# START OF DATA EXTRACT

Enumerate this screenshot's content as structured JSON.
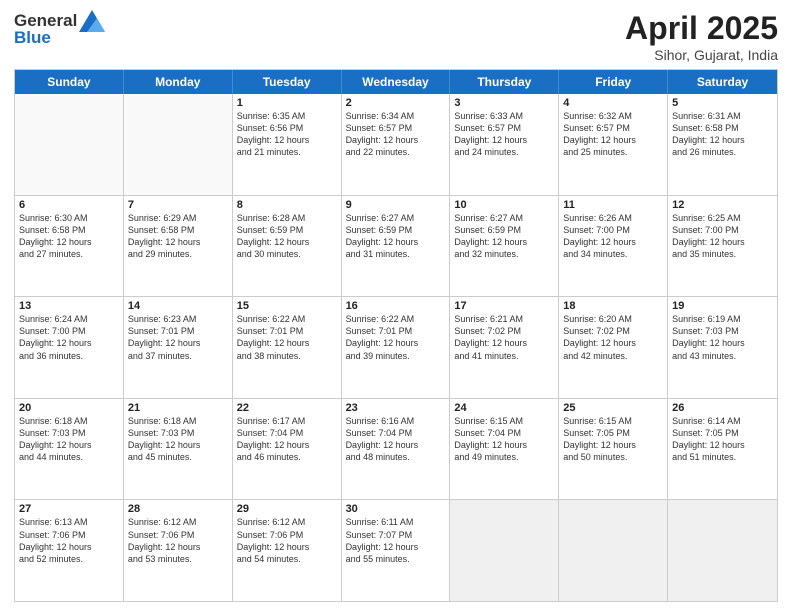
{
  "header": {
    "logo_line1": "General",
    "logo_line2": "Blue",
    "month_title": "April 2025",
    "subtitle": "Sihor, Gujarat, India"
  },
  "days_of_week": [
    "Sunday",
    "Monday",
    "Tuesday",
    "Wednesday",
    "Thursday",
    "Friday",
    "Saturday"
  ],
  "weeks": [
    [
      {
        "day": "",
        "empty": true
      },
      {
        "day": "",
        "empty": true
      },
      {
        "day": "1",
        "line1": "Sunrise: 6:35 AM",
        "line2": "Sunset: 6:56 PM",
        "line3": "Daylight: 12 hours",
        "line4": "and 21 minutes."
      },
      {
        "day": "2",
        "line1": "Sunrise: 6:34 AM",
        "line2": "Sunset: 6:57 PM",
        "line3": "Daylight: 12 hours",
        "line4": "and 22 minutes."
      },
      {
        "day": "3",
        "line1": "Sunrise: 6:33 AM",
        "line2": "Sunset: 6:57 PM",
        "line3": "Daylight: 12 hours",
        "line4": "and 24 minutes."
      },
      {
        "day": "4",
        "line1": "Sunrise: 6:32 AM",
        "line2": "Sunset: 6:57 PM",
        "line3": "Daylight: 12 hours",
        "line4": "and 25 minutes."
      },
      {
        "day": "5",
        "line1": "Sunrise: 6:31 AM",
        "line2": "Sunset: 6:58 PM",
        "line3": "Daylight: 12 hours",
        "line4": "and 26 minutes."
      }
    ],
    [
      {
        "day": "6",
        "line1": "Sunrise: 6:30 AM",
        "line2": "Sunset: 6:58 PM",
        "line3": "Daylight: 12 hours",
        "line4": "and 27 minutes."
      },
      {
        "day": "7",
        "line1": "Sunrise: 6:29 AM",
        "line2": "Sunset: 6:58 PM",
        "line3": "Daylight: 12 hours",
        "line4": "and 29 minutes."
      },
      {
        "day": "8",
        "line1": "Sunrise: 6:28 AM",
        "line2": "Sunset: 6:59 PM",
        "line3": "Daylight: 12 hours",
        "line4": "and 30 minutes."
      },
      {
        "day": "9",
        "line1": "Sunrise: 6:27 AM",
        "line2": "Sunset: 6:59 PM",
        "line3": "Daylight: 12 hours",
        "line4": "and 31 minutes."
      },
      {
        "day": "10",
        "line1": "Sunrise: 6:27 AM",
        "line2": "Sunset: 6:59 PM",
        "line3": "Daylight: 12 hours",
        "line4": "and 32 minutes."
      },
      {
        "day": "11",
        "line1": "Sunrise: 6:26 AM",
        "line2": "Sunset: 7:00 PM",
        "line3": "Daylight: 12 hours",
        "line4": "and 34 minutes."
      },
      {
        "day": "12",
        "line1": "Sunrise: 6:25 AM",
        "line2": "Sunset: 7:00 PM",
        "line3": "Daylight: 12 hours",
        "line4": "and 35 minutes."
      }
    ],
    [
      {
        "day": "13",
        "line1": "Sunrise: 6:24 AM",
        "line2": "Sunset: 7:00 PM",
        "line3": "Daylight: 12 hours",
        "line4": "and 36 minutes."
      },
      {
        "day": "14",
        "line1": "Sunrise: 6:23 AM",
        "line2": "Sunset: 7:01 PM",
        "line3": "Daylight: 12 hours",
        "line4": "and 37 minutes."
      },
      {
        "day": "15",
        "line1": "Sunrise: 6:22 AM",
        "line2": "Sunset: 7:01 PM",
        "line3": "Daylight: 12 hours",
        "line4": "and 38 minutes."
      },
      {
        "day": "16",
        "line1": "Sunrise: 6:22 AM",
        "line2": "Sunset: 7:01 PM",
        "line3": "Daylight: 12 hours",
        "line4": "and 39 minutes."
      },
      {
        "day": "17",
        "line1": "Sunrise: 6:21 AM",
        "line2": "Sunset: 7:02 PM",
        "line3": "Daylight: 12 hours",
        "line4": "and 41 minutes."
      },
      {
        "day": "18",
        "line1": "Sunrise: 6:20 AM",
        "line2": "Sunset: 7:02 PM",
        "line3": "Daylight: 12 hours",
        "line4": "and 42 minutes."
      },
      {
        "day": "19",
        "line1": "Sunrise: 6:19 AM",
        "line2": "Sunset: 7:03 PM",
        "line3": "Daylight: 12 hours",
        "line4": "and 43 minutes."
      }
    ],
    [
      {
        "day": "20",
        "line1": "Sunrise: 6:18 AM",
        "line2": "Sunset: 7:03 PM",
        "line3": "Daylight: 12 hours",
        "line4": "and 44 minutes."
      },
      {
        "day": "21",
        "line1": "Sunrise: 6:18 AM",
        "line2": "Sunset: 7:03 PM",
        "line3": "Daylight: 12 hours",
        "line4": "and 45 minutes."
      },
      {
        "day": "22",
        "line1": "Sunrise: 6:17 AM",
        "line2": "Sunset: 7:04 PM",
        "line3": "Daylight: 12 hours",
        "line4": "and 46 minutes."
      },
      {
        "day": "23",
        "line1": "Sunrise: 6:16 AM",
        "line2": "Sunset: 7:04 PM",
        "line3": "Daylight: 12 hours",
        "line4": "and 48 minutes."
      },
      {
        "day": "24",
        "line1": "Sunrise: 6:15 AM",
        "line2": "Sunset: 7:04 PM",
        "line3": "Daylight: 12 hours",
        "line4": "and 49 minutes."
      },
      {
        "day": "25",
        "line1": "Sunrise: 6:15 AM",
        "line2": "Sunset: 7:05 PM",
        "line3": "Daylight: 12 hours",
        "line4": "and 50 minutes."
      },
      {
        "day": "26",
        "line1": "Sunrise: 6:14 AM",
        "line2": "Sunset: 7:05 PM",
        "line3": "Daylight: 12 hours",
        "line4": "and 51 minutes."
      }
    ],
    [
      {
        "day": "27",
        "line1": "Sunrise: 6:13 AM",
        "line2": "Sunset: 7:06 PM",
        "line3": "Daylight: 12 hours",
        "line4": "and 52 minutes."
      },
      {
        "day": "28",
        "line1": "Sunrise: 6:12 AM",
        "line2": "Sunset: 7:06 PM",
        "line3": "Daylight: 12 hours",
        "line4": "and 53 minutes."
      },
      {
        "day": "29",
        "line1": "Sunrise: 6:12 AM",
        "line2": "Sunset: 7:06 PM",
        "line3": "Daylight: 12 hours",
        "line4": "and 54 minutes."
      },
      {
        "day": "30",
        "line1": "Sunrise: 6:11 AM",
        "line2": "Sunset: 7:07 PM",
        "line3": "Daylight: 12 hours",
        "line4": "and 55 minutes."
      },
      {
        "day": "",
        "empty": true
      },
      {
        "day": "",
        "empty": true
      },
      {
        "day": "",
        "empty": true
      }
    ]
  ]
}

# END OF DATA EXTRACT

PROBLEM TO SOLVE: Leave the pictures out and reproduce all of the records exactly.

EXERCISE OUTPUT:
Enumerate this screenshot's content as structured JSON.
{
  "header": {
    "logo_line1": "General",
    "logo_line2": "Blue",
    "month_title": "April 2025",
    "subtitle": "Sihor, Gujarat, India"
  },
  "days_of_week": [
    "Sunday",
    "Monday",
    "Tuesday",
    "Wednesday",
    "Thursday",
    "Friday",
    "Saturday"
  ],
  "weeks": [
    [
      {
        "day": "",
        "empty": true
      },
      {
        "day": "",
        "empty": true
      },
      {
        "day": "1",
        "line1": "Sunrise: 6:35 AM",
        "line2": "Sunset: 6:56 PM",
        "line3": "Daylight: 12 hours",
        "line4": "and 21 minutes."
      },
      {
        "day": "2",
        "line1": "Sunrise: 6:34 AM",
        "line2": "Sunset: 6:57 PM",
        "line3": "Daylight: 12 hours",
        "line4": "and 22 minutes."
      },
      {
        "day": "3",
        "line1": "Sunrise: 6:33 AM",
        "line2": "Sunset: 6:57 PM",
        "line3": "Daylight: 12 hours",
        "line4": "and 24 minutes."
      },
      {
        "day": "4",
        "line1": "Sunrise: 6:32 AM",
        "line2": "Sunset: 6:57 PM",
        "line3": "Daylight: 12 hours",
        "line4": "and 25 minutes."
      },
      {
        "day": "5",
        "line1": "Sunrise: 6:31 AM",
        "line2": "Sunset: 6:58 PM",
        "line3": "Daylight: 12 hours",
        "line4": "and 26 minutes."
      }
    ],
    [
      {
        "day": "6",
        "line1": "Sunrise: 6:30 AM",
        "line2": "Sunset: 6:58 PM",
        "line3": "Daylight: 12 hours",
        "line4": "and 27 minutes."
      },
      {
        "day": "7",
        "line1": "Sunrise: 6:29 AM",
        "line2": "Sunset: 6:58 PM",
        "line3": "Daylight: 12 hours",
        "line4": "and 29 minutes."
      },
      {
        "day": "8",
        "line1": "Sunrise: 6:28 AM",
        "line2": "Sunset: 6:59 PM",
        "line3": "Daylight: 12 hours",
        "line4": "and 30 minutes."
      },
      {
        "day": "9",
        "line1": "Sunrise: 6:27 AM",
        "line2": "Sunset: 6:59 PM",
        "line3": "Daylight: 12 hours",
        "line4": "and 31 minutes."
      },
      {
        "day": "10",
        "line1": "Sunrise: 6:27 AM",
        "line2": "Sunset: 6:59 PM",
        "line3": "Daylight: 12 hours",
        "line4": "and 32 minutes."
      },
      {
        "day": "11",
        "line1": "Sunrise: 6:26 AM",
        "line2": "Sunset: 7:00 PM",
        "line3": "Daylight: 12 hours",
        "line4": "and 34 minutes."
      },
      {
        "day": "12",
        "line1": "Sunrise: 6:25 AM",
        "line2": "Sunset: 7:00 PM",
        "line3": "Daylight: 12 hours",
        "line4": "and 35 minutes."
      }
    ],
    [
      {
        "day": "13",
        "line1": "Sunrise: 6:24 AM",
        "line2": "Sunset: 7:00 PM",
        "line3": "Daylight: 12 hours",
        "line4": "and 36 minutes."
      },
      {
        "day": "14",
        "line1": "Sunrise: 6:23 AM",
        "line2": "Sunset: 7:01 PM",
        "line3": "Daylight: 12 hours",
        "line4": "and 37 minutes."
      },
      {
        "day": "15",
        "line1": "Sunrise: 6:22 AM",
        "line2": "Sunset: 7:01 PM",
        "line3": "Daylight: 12 hours",
        "line4": "and 38 minutes."
      },
      {
        "day": "16",
        "line1": "Sunrise: 6:22 AM",
        "line2": "Sunset: 7:01 PM",
        "line3": "Daylight: 12 hours",
        "line4": "and 39 minutes."
      },
      {
        "day": "17",
        "line1": "Sunrise: 6:21 AM",
        "line2": "Sunset: 7:02 PM",
        "line3": "Daylight: 12 hours",
        "line4": "and 41 minutes."
      },
      {
        "day": "18",
        "line1": "Sunrise: 6:20 AM",
        "line2": "Sunset: 7:02 PM",
        "line3": "Daylight: 12 hours",
        "line4": "and 42 minutes."
      },
      {
        "day": "19",
        "line1": "Sunrise: 6:19 AM",
        "line2": "Sunset: 7:03 PM",
        "line3": "Daylight: 12 hours",
        "line4": "and 43 minutes."
      }
    ],
    [
      {
        "day": "20",
        "line1": "Sunrise: 6:18 AM",
        "line2": "Sunset: 7:03 PM",
        "line3": "Daylight: 12 hours",
        "line4": "and 44 minutes."
      },
      {
        "day": "21",
        "line1": "Sunrise: 6:18 AM",
        "line2": "Sunset: 7:03 PM",
        "line3": "Daylight: 12 hours",
        "line4": "and 45 minutes."
      },
      {
        "day": "22",
        "line1": "Sunrise: 6:17 AM",
        "line2": "Sunset: 7:04 PM",
        "line3": "Daylight: 12 hours",
        "line4": "and 46 minutes."
      },
      {
        "day": "23",
        "line1": "Sunrise: 6:16 AM",
        "line2": "Sunset: 7:04 PM",
        "line3": "Daylight: 12 hours",
        "line4": "and 48 minutes."
      },
      {
        "day": "24",
        "line1": "Sunrise: 6:15 AM",
        "line2": "Sunset: 7:04 PM",
        "line3": "Daylight: 12 hours",
        "line4": "and 49 minutes."
      },
      {
        "day": "25",
        "line1": "Sunrise: 6:15 AM",
        "line2": "Sunset: 7:05 PM",
        "line3": "Daylight: 12 hours",
        "line4": "and 50 minutes."
      },
      {
        "day": "26",
        "line1": "Sunrise: 6:14 AM",
        "line2": "Sunset: 7:05 PM",
        "line3": "Daylight: 12 hours",
        "line4": "and 51 minutes."
      }
    ],
    [
      {
        "day": "27",
        "line1": "Sunrise: 6:13 AM",
        "line2": "Sunset: 7:06 PM",
        "line3": "Daylight: 12 hours",
        "line4": "and 52 minutes."
      },
      {
        "day": "28",
        "line1": "Sunrise: 6:12 AM",
        "line2": "Sunset: 7:06 PM",
        "line3": "Daylight: 12 hours",
        "line4": "and 53 minutes."
      },
      {
        "day": "29",
        "line1": "Sunrise: 6:12 AM",
        "line2": "Sunset: 7:06 PM",
        "line3": "Daylight: 12 hours",
        "line4": "and 54 minutes."
      },
      {
        "day": "30",
        "line1": "Sunrise: 6:11 AM",
        "line2": "Sunset: 7:07 PM",
        "line3": "Daylight: 12 hours",
        "line4": "and 55 minutes."
      },
      {
        "day": "",
        "empty": true
      },
      {
        "day": "",
        "empty": true
      },
      {
        "day": "",
        "empty": true
      }
    ]
  ]
}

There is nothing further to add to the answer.